§ **Records from a collection**
□ □ □ □ □

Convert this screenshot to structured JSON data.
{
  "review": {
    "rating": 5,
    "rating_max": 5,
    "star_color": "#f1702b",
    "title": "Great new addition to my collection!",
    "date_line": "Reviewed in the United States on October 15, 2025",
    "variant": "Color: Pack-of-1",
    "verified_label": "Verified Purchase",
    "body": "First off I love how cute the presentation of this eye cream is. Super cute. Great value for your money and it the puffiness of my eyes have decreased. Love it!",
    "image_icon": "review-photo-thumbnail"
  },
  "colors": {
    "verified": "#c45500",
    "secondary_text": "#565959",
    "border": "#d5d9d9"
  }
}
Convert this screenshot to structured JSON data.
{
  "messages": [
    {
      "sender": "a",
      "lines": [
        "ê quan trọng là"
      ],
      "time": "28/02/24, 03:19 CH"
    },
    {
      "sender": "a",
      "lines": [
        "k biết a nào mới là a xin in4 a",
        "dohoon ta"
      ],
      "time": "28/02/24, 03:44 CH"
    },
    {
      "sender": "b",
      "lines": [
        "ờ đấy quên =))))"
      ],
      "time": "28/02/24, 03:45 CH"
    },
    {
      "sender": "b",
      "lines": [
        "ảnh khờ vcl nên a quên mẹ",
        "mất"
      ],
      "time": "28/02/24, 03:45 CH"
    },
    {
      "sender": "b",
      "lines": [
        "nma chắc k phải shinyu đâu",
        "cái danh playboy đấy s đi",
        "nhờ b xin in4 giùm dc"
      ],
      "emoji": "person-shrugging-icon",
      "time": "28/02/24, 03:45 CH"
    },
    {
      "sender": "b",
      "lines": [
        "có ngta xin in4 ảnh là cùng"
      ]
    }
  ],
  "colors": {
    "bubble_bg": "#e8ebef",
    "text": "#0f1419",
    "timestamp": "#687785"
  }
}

□ □ □ □ □

§ **TASK TO CARRY OUT**
Return every line of the preceding records in which the word "Great" appears.

§ **CORRECT ANSWER**
    "title": "Great new addition to my collection!",
    "body": "First off I love how cute the presentation of this eye cream is. Super cute. Great value for your money and it the puffiness of my eyes have decreased. Love it!",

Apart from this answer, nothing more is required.